Short problem: Give only the count of lines containing "ylabel".

Stored items:
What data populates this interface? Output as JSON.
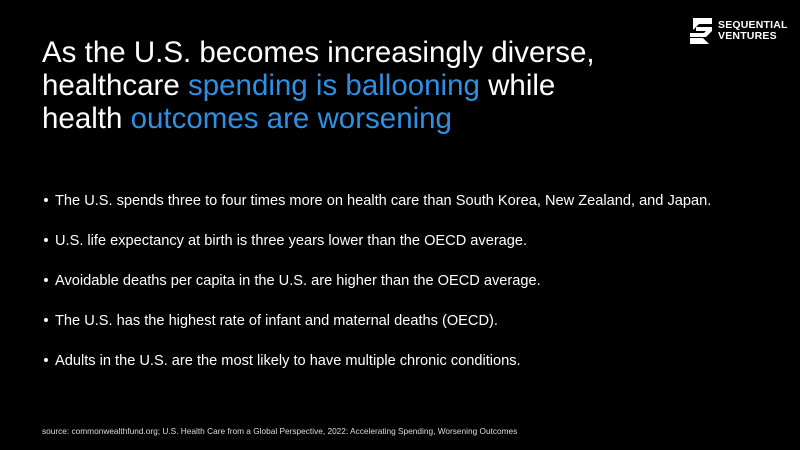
{
  "logo": {
    "lines": [
      "SEQUENTIAL",
      "VENTURES"
    ]
  },
  "title": {
    "lines": [
      [
        {
          "text": "As the U.S. becomes increasingly diverse,"
        }
      ],
      [
        {
          "text": "healthcare "
        },
        {
          "text": "spending is ballooning",
          "color": "#2f8fe3"
        },
        {
          "text": " while"
        }
      ],
      [
        {
          "text": "health "
        },
        {
          "text": "outcomes are worsening",
          "color": "#2f8fe3"
        }
      ]
    ]
  },
  "bullets": [
    "The U.S. spends three to four times more on health care than South Korea, New Zealand, and Japan.",
    "U.S. life expectancy at birth is three years lower than the OECD average.",
    "Avoidable deaths per capita in the U.S. are higher than the OECD average.",
    "The U.S. has the highest rate of infant and maternal deaths (OECD).",
    "Adults in the U.S. are the most likely to have multiple chronic conditions."
  ],
  "source": "source: commonwealthfund.org;  U.S. Health Care from a Global Perspective, 2022: Accelerating Spending, Worsening Outcomes"
}
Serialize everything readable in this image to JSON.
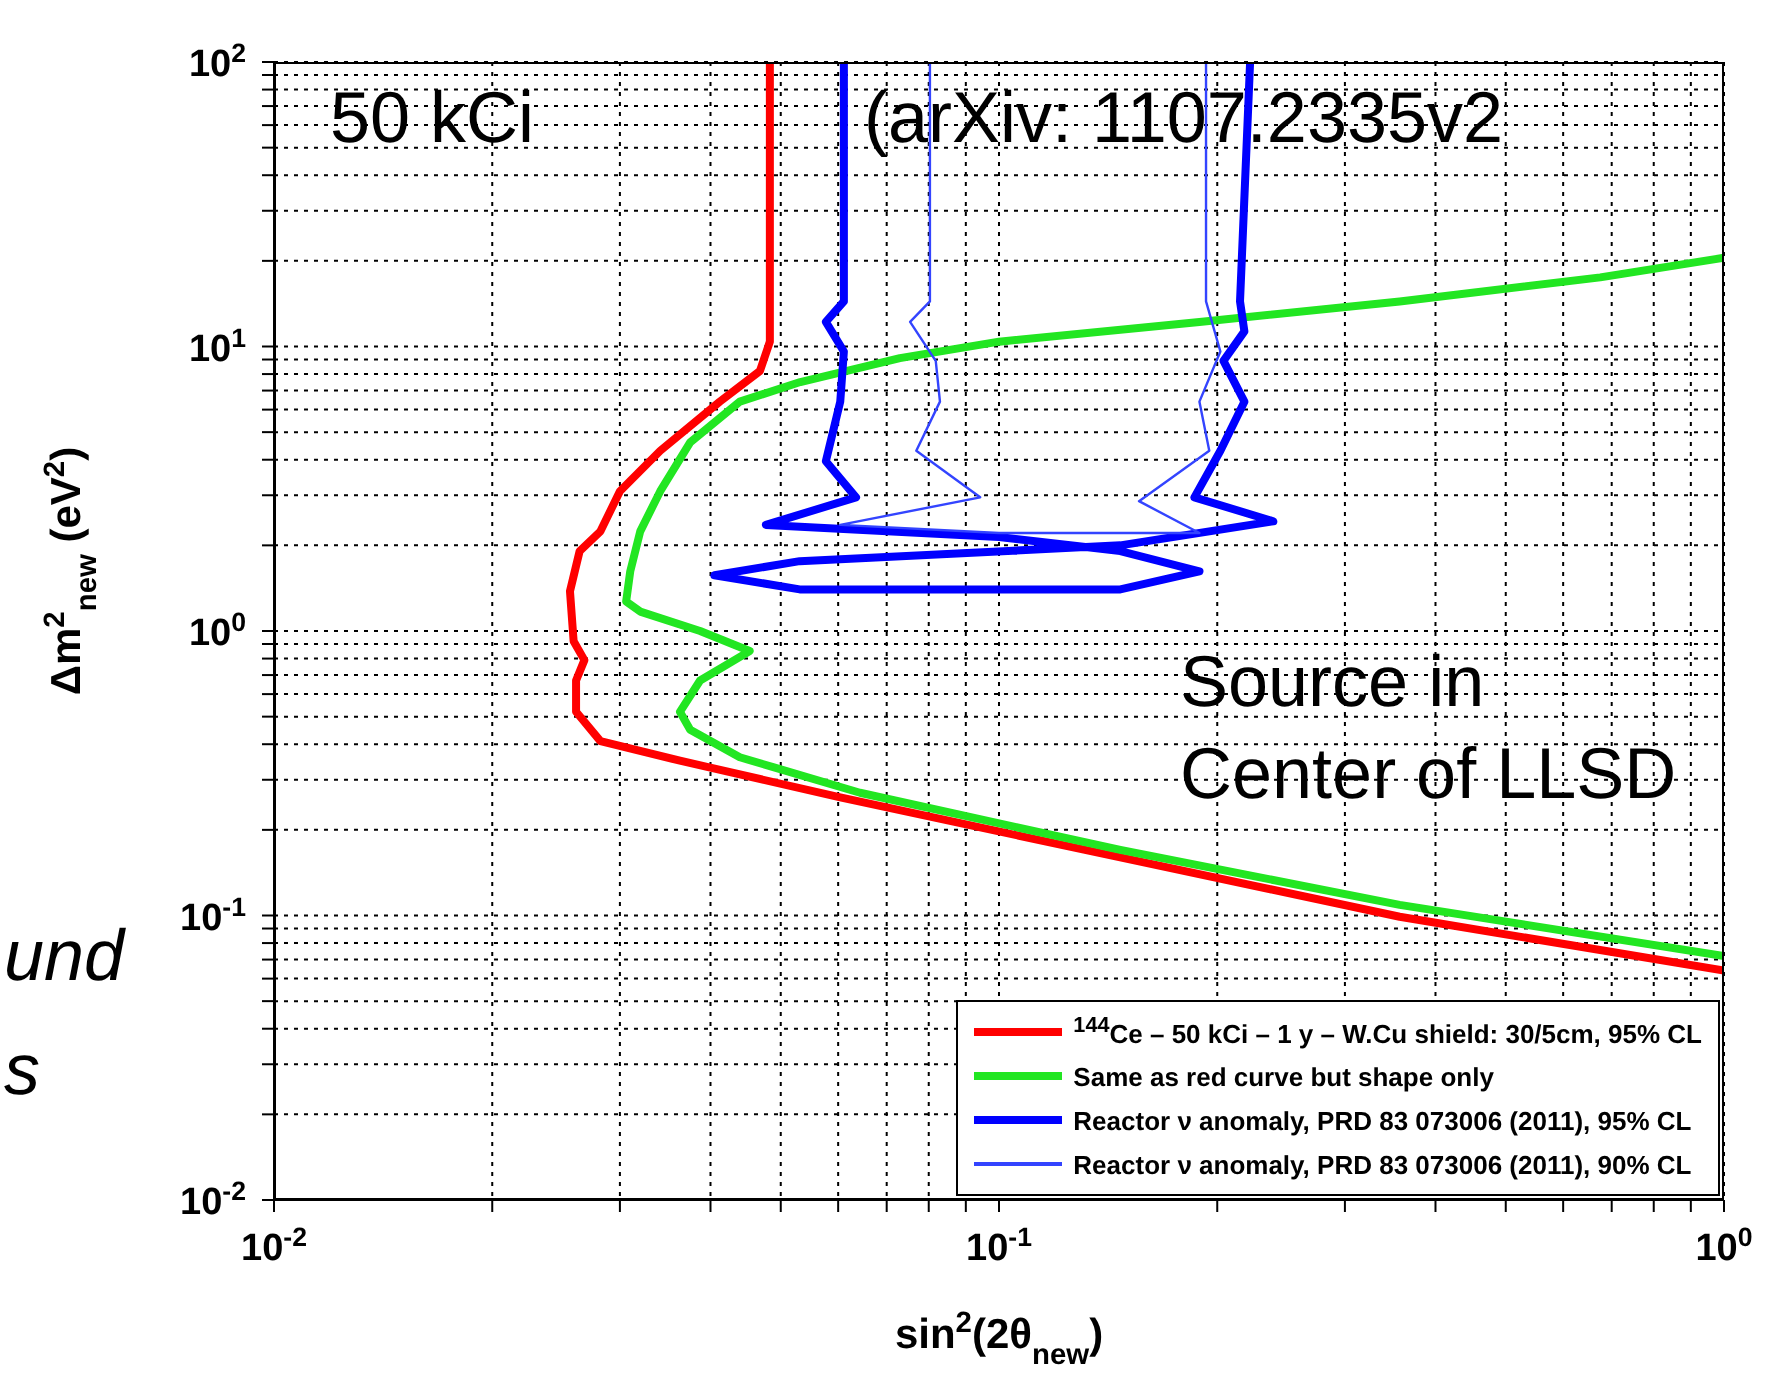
{
  "chart_data": {
    "type": "line",
    "xlabel": "sin$^{2}$(2θ$_{new}$)",
    "ylabel": "Δm$^{2}$$_{new}$ (eV$^{2}$)",
    "log": "xy",
    "grid": true,
    "legend": "bottom right",
    "xlim": [
      0.01,
      1
    ],
    "ylim": [
      0.01,
      100
    ],
    "xticks": [
      {
        "value": 0.01,
        "label": "10$^{-2}$"
      },
      {
        "value": 0.02,
        "label": null
      },
      {
        "value": 0.03,
        "label": null
      },
      {
        "value": 0.04,
        "label": null
      },
      {
        "value": 0.05,
        "label": null
      },
      {
        "value": 0.06,
        "label": null
      },
      {
        "value": 0.07,
        "label": null
      },
      {
        "value": 0.08,
        "label": null
      },
      {
        "value": 0.09,
        "label": null
      },
      {
        "value": 0.1,
        "label": "10$^{-1}$"
      },
      {
        "value": 0.2,
        "label": null
      },
      {
        "value": 0.3,
        "label": null
      },
      {
        "value": 0.4,
        "label": null
      },
      {
        "value": 0.5,
        "label": null
      },
      {
        "value": 0.6,
        "label": null
      },
      {
        "value": 0.7,
        "label": null
      },
      {
        "value": 0.8,
        "label": null
      },
      {
        "value": 0.9,
        "label": null
      },
      {
        "value": 1,
        "label": "10$^{0}$"
      }
    ],
    "yticks": [
      {
        "value": 0.01,
        "label": "10$^{-2}$"
      },
      {
        "value": 0.02,
        "label": null
      },
      {
        "value": 0.03,
        "label": null
      },
      {
        "value": 0.04,
        "label": null
      },
      {
        "value": 0.05,
        "label": null
      },
      {
        "value": 0.06,
        "label": null
      },
      {
        "value": 0.07,
        "label": null
      },
      {
        "value": 0.08,
        "label": null
      },
      {
        "value": 0.09,
        "label": null
      },
      {
        "value": 0.1,
        "label": "10$^{-1}$"
      },
      {
        "value": 0.2,
        "label": null
      },
      {
        "value": 0.3,
        "label": null
      },
      {
        "value": 0.4,
        "label": null
      },
      {
        "value": 0.5,
        "label": null
      },
      {
        "value": 0.6,
        "label": null
      },
      {
        "value": 0.7,
        "label": null
      },
      {
        "value": 0.8,
        "label": null
      },
      {
        "value": 0.9,
        "label": null
      },
      {
        "value": 1,
        "label": "10$^{0}$"
      },
      {
        "value": 2,
        "label": null
      },
      {
        "value": 3,
        "label": null
      },
      {
        "value": 4,
        "label": null
      },
      {
        "value": 5,
        "label": null
      },
      {
        "value": 6,
        "label": null
      },
      {
        "value": 7,
        "label": null
      },
      {
        "value": 8,
        "label": null
      },
      {
        "value": 9,
        "label": null
      },
      {
        "value": 10,
        "label": "10$^{1}$"
      },
      {
        "value": 20,
        "label": null
      },
      {
        "value": 30,
        "label": null
      },
      {
        "value": 40,
        "label": null
      },
      {
        "value": 50,
        "label": null
      },
      {
        "value": 60,
        "label": null
      },
      {
        "value": 70,
        "label": null
      },
      {
        "value": 80,
        "label": null
      },
      {
        "value": 90,
        "label": null
      },
      {
        "value": 100,
        "label": "10$^{2}$"
      }
    ],
    "series": [
      {
        "name": "$^{144}$Ce – 50 kCi – 1 y – W.Cu shield: 30/5cm, 95% CL",
        "color": "#ff0000",
        "x": [
          0.0483,
          0.0483,
          0.0468,
          0.0412,
          0.0341,
          0.03,
          0.0282,
          0.0264,
          0.0256,
          0.0259,
          0.0268,
          0.0261,
          0.0261,
          0.0282,
          0.0363,
          0.0604,
          0.147,
          0.357,
          1.0
        ],
        "values": [
          100,
          10.4,
          8.2,
          6.4,
          4.3,
          3.1,
          2.24,
          1.91,
          1.38,
          0.92,
          0.79,
          0.67,
          0.52,
          0.41,
          0.35,
          0.26,
          0.16,
          0.099,
          0.064
        ]
      },
      {
        "name": "Same as red curve but shape only",
        "color": "#22e622",
        "x": [
          1.0,
          0.675,
          0.357,
          0.189,
          0.1,
          0.073,
          0.0532,
          0.0439,
          0.0375,
          0.0341,
          0.032,
          0.031,
          0.0306,
          0.032,
          0.0387,
          0.0453,
          0.0387,
          0.0363,
          0.0375,
          0.0439,
          0.0643,
          0.147,
          0.357,
          1.0
        ],
        "values": [
          20.5,
          17.5,
          14.4,
          12.2,
          10.4,
          9.1,
          7.5,
          6.4,
          4.6,
          3.1,
          2.24,
          1.62,
          1.27,
          1.17,
          1.0,
          0.85,
          0.67,
          0.52,
          0.45,
          0.36,
          0.27,
          0.17,
          0.109,
          0.072
        ]
      },
      {
        "name": "Reactor ν anomaly, PRD 83 073006 (2011), 95% CL",
        "color": "#0000ff",
        "x": [
          0.0611,
          0.0611,
          0.0577,
          0.0611,
          0.0604,
          0.0577,
          0.0635,
          0.0477,
          0.1,
          0.147,
          0.189,
          0.147,
          0.0531,
          0.0405,
          0.0531,
          0.147,
          0.239,
          0.186,
          0.202,
          0.218,
          0.204,
          0.218,
          0.215,
          0.222
        ],
        "values": [
          100,
          14.4,
          12.2,
          9.6,
          6.4,
          3.95,
          2.95,
          2.36,
          2.14,
          1.91,
          1.62,
          1.4,
          1.4,
          1.57,
          1.76,
          2.0,
          2.43,
          2.95,
          4.3,
          6.4,
          8.9,
          11.3,
          14.4,
          100
        ]
      },
      {
        "name": "Reactor ν anomaly, PRD 83 073006 (2011), 90% CL",
        "color": "#3344ff",
        "x": [
          0.0803,
          0.0803,
          0.0754,
          0.0818,
          0.0829,
          0.0769,
          0.0942,
          0.0604,
          0.1,
          0.189,
          0.156,
          0.195,
          0.189,
          0.202,
          0.193,
          0.193
        ],
        "values": [
          100,
          14.4,
          12.2,
          8.9,
          6.4,
          4.3,
          2.95,
          2.36,
          2.21,
          2.21,
          2.86,
          4.3,
          6.4,
          9.6,
          14.4,
          100
        ]
      }
    ],
    "annotations": [
      "50 kCi",
      "(arXiv: 1107.2335v2",
      "Source in Center of LLSD",
      "und",
      "s"
    ]
  }
}
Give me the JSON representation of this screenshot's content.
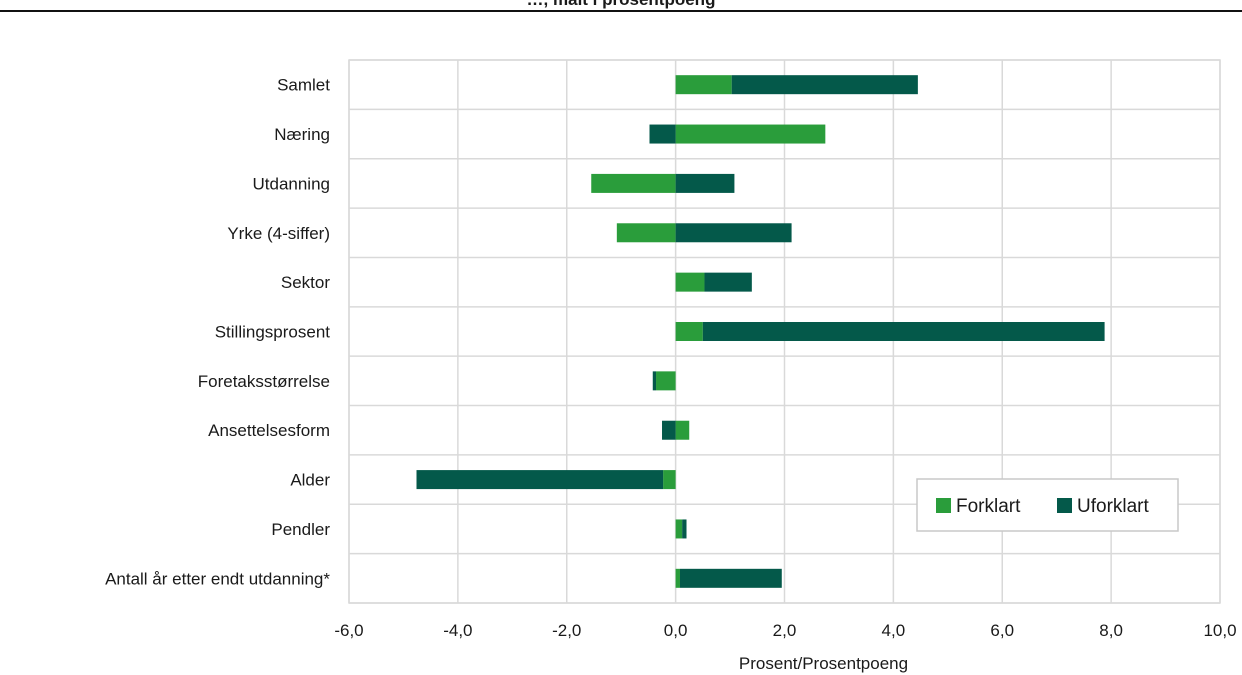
{
  "header": {
    "title_fragment": "…, målt i prosentpoeng"
  },
  "colors": {
    "forklart": "#2a9d3b",
    "uforklart": "#04594a",
    "grid": "#d9d9d9",
    "frame": "#d9d9d9"
  },
  "chart_data": {
    "type": "bar",
    "orientation": "horizontal",
    "stacked": true,
    "categories": [
      "Samlet",
      "Næring",
      "Utdanning",
      "Yrke (4-siffer)",
      "Sektor",
      "Stillingsprosent",
      "Foretaksstørrelse",
      "Ansettelsesform",
      "Alder",
      "Pendler",
      "Antall år etter endt utdanning*"
    ],
    "series": [
      {
        "name": "Forklart",
        "values": [
          1.03,
          2.75,
          -1.55,
          -1.08,
          0.53,
          0.5,
          -0.36,
          0.25,
          -0.23,
          0.12,
          0.08
        ]
      },
      {
        "name": "Uforklart",
        "values": [
          3.42,
          -0.48,
          1.08,
          2.13,
          0.87,
          7.38,
          -0.06,
          -0.25,
          -4.53,
          0.08,
          1.87
        ]
      }
    ],
    "x_ticks": [
      "-6,0",
      "-4,0",
      "-2,0",
      "0,0",
      "2,0",
      "4,0",
      "6,0",
      "8,0",
      "10,0"
    ],
    "x_tick_values": [
      -6,
      -4,
      -2,
      0,
      2,
      4,
      6,
      8,
      10
    ],
    "xlim": [
      -6,
      10
    ],
    "xlabel": "Prosent/Prosentpoeng",
    "ylabel": "",
    "grid": true,
    "legend": {
      "placement": "bottom-right",
      "entries": [
        "Forklart",
        "Uforklart"
      ]
    }
  }
}
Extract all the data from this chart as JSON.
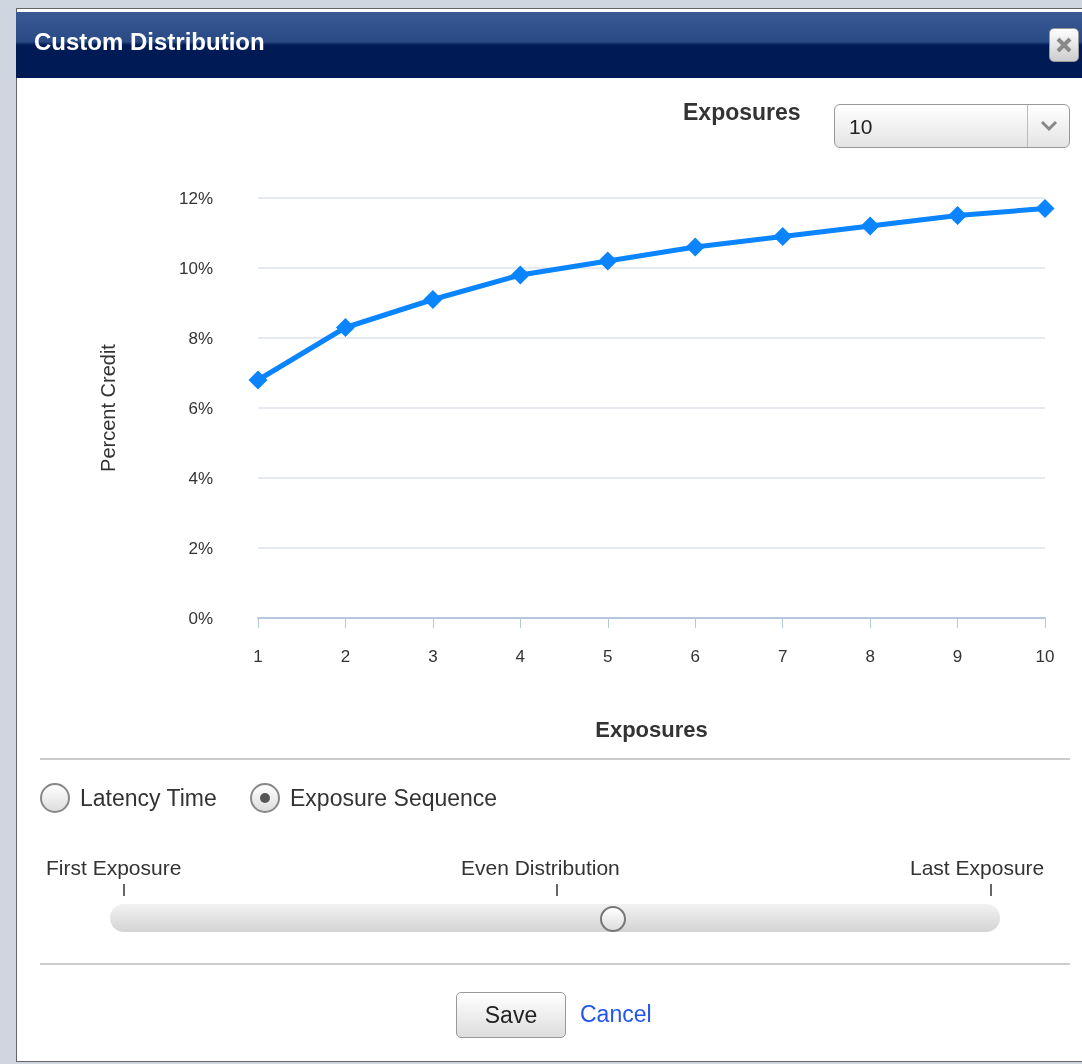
{
  "chart_data": {
    "type": "line",
    "title": "Custom Distribution",
    "xlabel": "Exposures",
    "ylabel": "Percent Credit",
    "categories": [
      "1",
      "2",
      "3",
      "4",
      "5",
      "6",
      "7",
      "8",
      "9",
      "10"
    ],
    "series": [
      {
        "color": "#0a84ff",
        "values": [
          6.8,
          8.3,
          9.1,
          9.8,
          10.2,
          10.6,
          10.9,
          11.2,
          11.5,
          11.7
        ]
      }
    ],
    "ylim": [
      0,
      12
    ],
    "yticks": [
      {
        "value": 0,
        "label": "0%"
      },
      {
        "value": 2,
        "label": "2%"
      },
      {
        "value": 4,
        "label": "4%"
      },
      {
        "value": 6,
        "label": "6%"
      },
      {
        "value": 8,
        "label": "8%"
      },
      {
        "value": 10,
        "label": "10%"
      },
      {
        "value": 12,
        "label": "12%"
      }
    ],
    "grid": "y",
    "marker": "diamond",
    "line_style": "solid",
    "annotations": [
      "Exposures",
      "10",
      "Latency Time",
      "Exposure Sequence",
      "First Exposure",
      "Even Distribution",
      "Last Exposure",
      "Save",
      "Cancel"
    ]
  }
}
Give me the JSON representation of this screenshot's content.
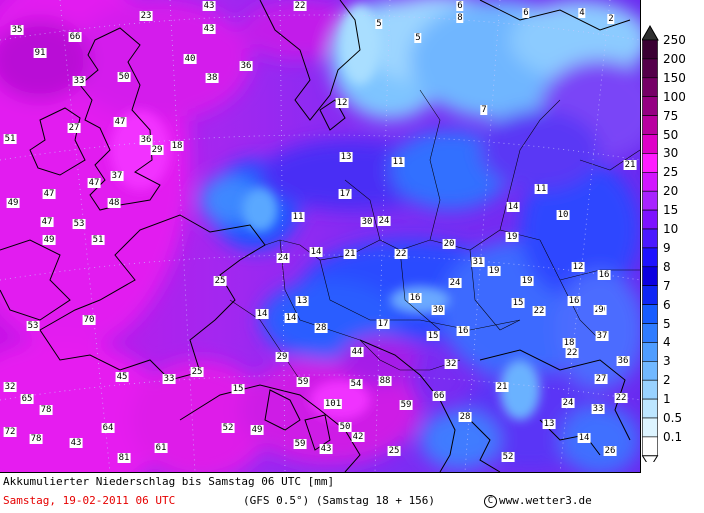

Answer for this exercise: 3